# DIRECTIONS FOR THIS TASK
Report, as a bare number, how many lines contain the string "模拟政协".
═════ STORED DATA ═════
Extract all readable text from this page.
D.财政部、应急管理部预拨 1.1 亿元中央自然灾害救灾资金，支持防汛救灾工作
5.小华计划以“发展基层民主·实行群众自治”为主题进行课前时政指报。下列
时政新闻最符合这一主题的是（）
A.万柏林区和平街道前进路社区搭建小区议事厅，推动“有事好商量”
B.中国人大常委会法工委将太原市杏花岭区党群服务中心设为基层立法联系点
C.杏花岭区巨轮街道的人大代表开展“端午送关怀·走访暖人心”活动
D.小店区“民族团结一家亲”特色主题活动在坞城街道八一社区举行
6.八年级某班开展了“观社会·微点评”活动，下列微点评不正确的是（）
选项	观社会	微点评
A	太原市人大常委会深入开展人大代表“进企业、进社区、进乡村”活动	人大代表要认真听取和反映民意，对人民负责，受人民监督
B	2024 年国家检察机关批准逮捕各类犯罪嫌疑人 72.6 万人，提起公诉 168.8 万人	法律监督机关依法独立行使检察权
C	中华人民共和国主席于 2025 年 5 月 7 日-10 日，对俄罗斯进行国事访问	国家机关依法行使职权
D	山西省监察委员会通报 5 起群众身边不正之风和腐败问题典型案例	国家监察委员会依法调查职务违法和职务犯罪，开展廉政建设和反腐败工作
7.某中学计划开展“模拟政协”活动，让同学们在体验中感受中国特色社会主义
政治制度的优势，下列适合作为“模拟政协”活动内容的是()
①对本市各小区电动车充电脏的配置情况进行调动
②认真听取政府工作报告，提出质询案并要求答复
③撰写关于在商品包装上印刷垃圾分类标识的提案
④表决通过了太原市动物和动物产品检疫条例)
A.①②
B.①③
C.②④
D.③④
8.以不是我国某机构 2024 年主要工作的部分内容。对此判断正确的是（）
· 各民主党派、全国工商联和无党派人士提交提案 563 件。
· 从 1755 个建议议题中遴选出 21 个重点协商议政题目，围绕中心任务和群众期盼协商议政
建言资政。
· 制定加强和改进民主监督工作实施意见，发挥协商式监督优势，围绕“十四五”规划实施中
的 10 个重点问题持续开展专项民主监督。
═════
# TASK ANSWER
2